WHAT IS EXPECTED: Retype everything in the listing, leaving each line exactly as it is.

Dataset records
=======
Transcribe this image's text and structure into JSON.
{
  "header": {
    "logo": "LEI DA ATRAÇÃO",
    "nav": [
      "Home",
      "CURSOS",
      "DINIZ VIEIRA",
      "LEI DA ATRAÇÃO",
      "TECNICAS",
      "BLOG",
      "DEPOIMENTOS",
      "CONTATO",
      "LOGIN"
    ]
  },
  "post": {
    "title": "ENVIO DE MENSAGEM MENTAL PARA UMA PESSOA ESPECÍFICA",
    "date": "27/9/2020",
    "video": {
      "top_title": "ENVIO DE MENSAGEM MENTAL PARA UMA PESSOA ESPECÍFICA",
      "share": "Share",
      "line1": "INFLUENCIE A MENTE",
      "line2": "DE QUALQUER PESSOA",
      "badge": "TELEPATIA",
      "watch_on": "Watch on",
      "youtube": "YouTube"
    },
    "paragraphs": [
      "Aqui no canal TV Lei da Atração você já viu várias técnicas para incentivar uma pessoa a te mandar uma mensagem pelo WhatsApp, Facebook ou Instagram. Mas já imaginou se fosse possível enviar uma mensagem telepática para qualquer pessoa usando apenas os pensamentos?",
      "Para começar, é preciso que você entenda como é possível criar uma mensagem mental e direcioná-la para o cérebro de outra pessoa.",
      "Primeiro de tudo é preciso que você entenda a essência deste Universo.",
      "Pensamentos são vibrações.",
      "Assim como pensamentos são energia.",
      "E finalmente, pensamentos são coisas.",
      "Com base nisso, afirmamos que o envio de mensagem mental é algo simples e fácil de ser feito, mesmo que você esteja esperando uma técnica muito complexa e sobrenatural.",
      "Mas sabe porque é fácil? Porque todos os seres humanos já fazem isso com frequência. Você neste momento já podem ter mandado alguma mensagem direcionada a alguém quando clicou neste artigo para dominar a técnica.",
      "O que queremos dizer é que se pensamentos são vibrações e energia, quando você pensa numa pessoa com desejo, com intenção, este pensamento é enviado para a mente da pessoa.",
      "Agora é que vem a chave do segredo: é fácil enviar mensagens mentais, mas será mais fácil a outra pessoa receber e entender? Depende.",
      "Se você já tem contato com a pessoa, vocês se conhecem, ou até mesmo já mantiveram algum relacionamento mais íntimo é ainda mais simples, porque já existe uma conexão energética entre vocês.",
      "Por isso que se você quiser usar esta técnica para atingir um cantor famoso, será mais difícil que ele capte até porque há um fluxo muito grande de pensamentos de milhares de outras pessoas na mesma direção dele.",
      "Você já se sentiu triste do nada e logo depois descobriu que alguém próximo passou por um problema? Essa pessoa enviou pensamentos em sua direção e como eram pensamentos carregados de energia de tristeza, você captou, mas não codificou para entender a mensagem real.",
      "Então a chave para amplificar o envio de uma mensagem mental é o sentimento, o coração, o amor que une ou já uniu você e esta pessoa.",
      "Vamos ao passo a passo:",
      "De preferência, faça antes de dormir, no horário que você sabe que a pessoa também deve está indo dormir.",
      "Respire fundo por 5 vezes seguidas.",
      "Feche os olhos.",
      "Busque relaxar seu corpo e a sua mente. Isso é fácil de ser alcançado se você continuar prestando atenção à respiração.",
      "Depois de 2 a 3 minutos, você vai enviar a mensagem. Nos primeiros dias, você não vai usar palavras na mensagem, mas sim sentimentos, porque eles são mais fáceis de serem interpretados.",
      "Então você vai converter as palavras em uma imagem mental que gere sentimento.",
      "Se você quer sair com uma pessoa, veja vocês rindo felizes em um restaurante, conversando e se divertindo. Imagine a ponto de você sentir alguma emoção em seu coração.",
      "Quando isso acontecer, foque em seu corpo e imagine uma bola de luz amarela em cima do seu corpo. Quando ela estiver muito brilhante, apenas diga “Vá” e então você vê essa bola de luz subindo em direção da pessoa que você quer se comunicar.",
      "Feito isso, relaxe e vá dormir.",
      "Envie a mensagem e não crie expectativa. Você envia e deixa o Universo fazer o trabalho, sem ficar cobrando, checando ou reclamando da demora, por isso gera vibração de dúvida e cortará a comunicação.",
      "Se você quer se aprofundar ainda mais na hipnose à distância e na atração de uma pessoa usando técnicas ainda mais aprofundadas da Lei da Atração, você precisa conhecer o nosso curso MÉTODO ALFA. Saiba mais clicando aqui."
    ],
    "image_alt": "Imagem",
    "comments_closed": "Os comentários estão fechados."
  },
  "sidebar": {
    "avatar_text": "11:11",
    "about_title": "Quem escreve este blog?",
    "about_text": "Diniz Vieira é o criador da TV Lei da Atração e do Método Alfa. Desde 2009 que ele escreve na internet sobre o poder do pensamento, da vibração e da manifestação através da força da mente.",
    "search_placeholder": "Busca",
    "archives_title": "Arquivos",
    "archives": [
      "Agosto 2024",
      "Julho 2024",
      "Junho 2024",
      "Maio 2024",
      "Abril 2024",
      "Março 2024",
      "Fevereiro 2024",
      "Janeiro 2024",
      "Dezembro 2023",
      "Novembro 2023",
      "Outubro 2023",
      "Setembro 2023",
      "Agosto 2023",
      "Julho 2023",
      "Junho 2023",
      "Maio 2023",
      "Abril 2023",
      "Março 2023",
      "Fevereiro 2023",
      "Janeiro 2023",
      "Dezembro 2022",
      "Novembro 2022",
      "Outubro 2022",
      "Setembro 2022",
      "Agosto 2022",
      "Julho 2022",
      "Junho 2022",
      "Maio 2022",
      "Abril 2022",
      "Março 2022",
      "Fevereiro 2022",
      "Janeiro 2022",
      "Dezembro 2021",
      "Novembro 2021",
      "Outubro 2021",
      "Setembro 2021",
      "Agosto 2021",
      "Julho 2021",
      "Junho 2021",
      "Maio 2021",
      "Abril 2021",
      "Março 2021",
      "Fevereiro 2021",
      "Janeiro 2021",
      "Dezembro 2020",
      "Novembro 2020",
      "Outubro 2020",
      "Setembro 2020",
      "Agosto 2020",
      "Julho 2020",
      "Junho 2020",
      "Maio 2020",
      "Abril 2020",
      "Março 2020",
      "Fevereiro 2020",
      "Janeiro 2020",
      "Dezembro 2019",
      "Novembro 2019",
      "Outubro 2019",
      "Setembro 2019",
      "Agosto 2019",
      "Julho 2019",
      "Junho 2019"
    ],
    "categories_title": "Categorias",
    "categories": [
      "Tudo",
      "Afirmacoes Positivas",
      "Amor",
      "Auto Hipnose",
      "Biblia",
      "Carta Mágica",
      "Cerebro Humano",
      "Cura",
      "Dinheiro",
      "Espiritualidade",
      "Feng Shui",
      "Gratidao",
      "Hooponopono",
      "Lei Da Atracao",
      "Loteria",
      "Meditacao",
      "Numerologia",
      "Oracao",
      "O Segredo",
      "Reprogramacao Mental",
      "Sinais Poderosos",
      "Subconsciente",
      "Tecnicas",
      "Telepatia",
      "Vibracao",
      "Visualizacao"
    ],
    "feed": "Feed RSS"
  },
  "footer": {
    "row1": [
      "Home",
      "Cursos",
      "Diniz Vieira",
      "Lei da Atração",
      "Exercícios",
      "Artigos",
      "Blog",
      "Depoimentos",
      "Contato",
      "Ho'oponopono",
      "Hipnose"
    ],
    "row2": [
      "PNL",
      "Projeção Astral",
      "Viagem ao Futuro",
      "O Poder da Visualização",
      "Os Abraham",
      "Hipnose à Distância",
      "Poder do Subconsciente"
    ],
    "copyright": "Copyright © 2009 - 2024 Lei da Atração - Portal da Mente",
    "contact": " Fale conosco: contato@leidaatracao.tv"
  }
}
=======
EXERCISE ANSWER:
Transcribe this image's text and structure into JSON.
{
  "header": {
    "logo": "LEI DA ATRAÇÃO",
    "nav": [
      "Home",
      "CURSOS",
      "DINIZ VIEIRA",
      "LEI DA ATRAÇÃO",
      "TECNICAS",
      "BLOG",
      "DEPOIMENTOS",
      "CONTATO",
      "LOGIN"
    ]
  },
  "post": {
    "title": "ENVIO DE MENSAGEM MENTAL PARA UMA PESSOA ESPECÍFICA",
    "date": "27/9/2020",
    "video": {
      "top_title": "ENVIO DE MENSAGEM MENTAL PARA UMA PESSOA ESPECÍFICA",
      "share": "Share",
      "line1": "INFLUENCIE A MENTE",
      "line2": "DE QUALQUER PESSOA",
      "badge": "TELEPATIA",
      "watch_on": "Watch on",
      "youtube": "YouTube"
    },
    "paragraphs": [
      "Aqui no canal TV Lei da Atração você já viu várias técnicas para incentivar uma pessoa a te mandar uma mensagem pelo WhatsApp, Facebook ou Instagram. Mas já imaginou se fosse possível enviar uma mensagem telepática para qualquer pessoa usando apenas os pensamentos?",
      "Para começar, é preciso que você entenda como é possível criar uma mensagem mental e direcioná-la para o cérebro de outra pessoa.",
      "Primeiro de tudo é preciso que você entenda a essência deste Universo.",
      "Pensamentos são vibrações.",
      "Assim como pensamentos são energia.",
      "E finalmente, pensamentos são coisas.",
      "Com base nisso, afirmamos que o envio de mensagem mental é algo simples e fácil de ser feito, mesmo que você esteja esperando uma técnica muito complexa e sobrenatural.",
      "Mas sabe porque é fácil? Porque todos os seres humanos já fazem isso com frequência. Você neste momento já podem ter mandado alguma mensagem direcionada a alguém quando clicou neste artigo para dominar a técnica.",
      "O que queremos dizer é que se pensamentos são vibrações e energia, quando você pensa numa pessoa com desejo, com intenção, este pensamento é enviado para a mente da pessoa.",
      "Agora é que vem a chave do segredo: é fácil enviar mensagens mentais, mas será mais fácil a outra pessoa receber e entender? Depende.",
      "Se você já tem contato com a pessoa, vocês se conhecem, ou até mesmo já mantiveram algum relacionamento mais íntimo é ainda mais simples, porque já existe uma conexão energética entre vocês.",
      "Por isso que se você quiser usar esta técnica para atingir um cantor famoso, será mais difícil que ele capte até porque há um fluxo muito grande de pensamentos de milhares de outras pessoas na mesma direção dele.",
      "Você já se sentiu triste do nada e logo depois descobriu que alguém próximo passou por um problema? Essa pessoa enviou pensamentos em sua direção e como eram pensamentos carregados de energia de tristeza, você captou, mas não codificou para entender a mensagem real.",
      "Então a chave para amplificar o envio de uma mensagem mental é o sentimento, o coração, o amor que une ou já uniu você e esta pessoa.",
      "Vamos ao passo a passo:",
      "De preferência, faça antes de dormir, no horário que você sabe que a pessoa também deve está indo dormir.",
      "Respire fundo por 5 vezes seguidas.",
      "Feche os olhos.",
      "Busque relaxar seu corpo e a sua mente. Isso é fácil de ser alcançado se você continuar prestando atenção à respiração.",
      "Depois de 2 a 3 minutos, você vai enviar a mensagem. Nos primeiros dias, você não vai usar palavras na mensagem, mas sim sentimentos, porque eles são mais fáceis de serem interpretados.",
      "Então você vai converter as palavras em uma imagem mental que gere sentimento.",
      "Se você quer sair com uma pessoa, veja vocês rindo felizes em um restaurante, conversando e se divertindo. Imagine a ponto de você sentir alguma emoção em seu coração.",
      "Quando isso acontecer, foque em seu corpo e imagine uma bola de luz amarela em cima do seu corpo. Quando ela estiver muito brilhante, apenas diga “Vá” e então você vê essa bola de luz subindo em direção da pessoa que você quer se comunicar.",
      "Feito isso, relaxe e vá dormir.",
      "Envie a mensagem e não crie expectativa. Você envia e deixa o Universo fazer o trabalho, sem ficar cobrando, checando ou reclamando da demora, por isso gera vibração de dúvida e cortará a comunicação.",
      "Se você quer se aprofundar ainda mais na hipnose à distância e na atração de uma pessoa usando técnicas ainda mais aprofundadas da Lei da Atração, você precisa conhecer o nosso curso MÉTODO ALFA. Saiba mais clicando aqui."
    ],
    "image_alt": "Imagem",
    "comments_closed": "Os comentários estão fechados."
  },
  "sidebar": {
    "avatar_text": "11:11",
    "about_title": "Quem escreve este blog?",
    "about_text": "Diniz Vieira é o criador da TV Lei da Atração e do Método Alfa. Desde 2009 que ele escreve na internet sobre o poder do pensamento, da vibração e da manifestação através da força da mente.",
    "search_placeholder": "Busca",
    "archives_title": "Arquivos",
    "archives": [
      "Agosto 2024",
      "Julho 2024",
      "Junho 2024",
      "Maio 2024",
      "Abril 2024",
      "Março 2024",
      "Fevereiro 2024",
      "Janeiro 2024",
      "Dezembro 2023",
      "Novembro 2023",
      "Outubro 2023",
      "Setembro 2023",
      "Agosto 2023",
      "Julho 2023",
      "Junho 2023",
      "Maio 2023",
      "Abril 2023",
      "Março 2023",
      "Fevereiro 2023",
      "Janeiro 2023",
      "Dezembro 2022",
      "Novembro 2022",
      "Outubro 2022",
      "Setembro 2022",
      "Agosto 2022",
      "Julho 2022",
      "Junho 2022",
      "Maio 2022",
      "Abril 2022",
      "Março 2022",
      "Fevereiro 2022",
      "Janeiro 2022",
      "Dezembro 2021",
      "Novembro 2021",
      "Outubro 2021",
      "Setembro 2021",
      "Agosto 2021",
      "Julho 2021",
      "Junho 2021",
      "Maio 2021",
      "Abril 2021",
      "Março 2021",
      "Fevereiro 2021",
      "Janeiro 2021",
      "Dezembro 2020",
      "Novembro 2020",
      "Outubro 2020",
      "Setembro 2020",
      "Agosto 2020",
      "Julho 2020",
      "Junho 2020",
      "Maio 2020",
      "Abril 2020",
      "Março 2020",
      "Fevereiro 2020",
      "Janeiro 2020",
      "Dezembro 2019",
      "Novembro 2019",
      "Outubro 2019",
      "Setembro 2019",
      "Agosto 2019",
      "Julho 2019",
      "Junho 2019"
    ],
    "categories_title": "Categorias",
    "categories": [
      "Tudo",
      "Afirmacoes Positivas",
      "Amor",
      "Auto Hipnose",
      "Biblia",
      "Carta Mágica",
      "Cerebro Humano",
      "Cura",
      "Dinheiro",
      "Espiritualidade",
      "Feng Shui",
      "Gratidao",
      "Hooponopono",
      "Lei Da Atracao",
      "Loteria",
      "Meditacao",
      "Numerologia",
      "Oracao",
      "O Segredo",
      "Reprogramacao Mental",
      "Sinais Poderosos",
      "Subconsciente",
      "Tecnicas",
      "Telepatia",
      "Vibracao",
      "Visualizacao"
    ],
    "feed": "Feed RSS"
  },
  "footer": {
    "row1": [
      "Home",
      "Cursos",
      "Diniz Vieira",
      "Lei da Atração",
      "Exercícios",
      "Artigos",
      "Blog",
      "Depoimentos",
      "Contato",
      "Ho'oponopono",
      "Hipnose"
    ],
    "row2": [
      "PNL",
      "Projeção Astral",
      "Viagem ao Futuro",
      "O Poder da Visualização",
      "Os Abraham",
      "Hipnose à Distância",
      "Poder do Subconsciente"
    ],
    "copyright": "Copyright © 2009 - 2024 Lei da Atração - Portal da Mente",
    "contact": " Fale conosco: contato@leidaatracao.tv"
  }
}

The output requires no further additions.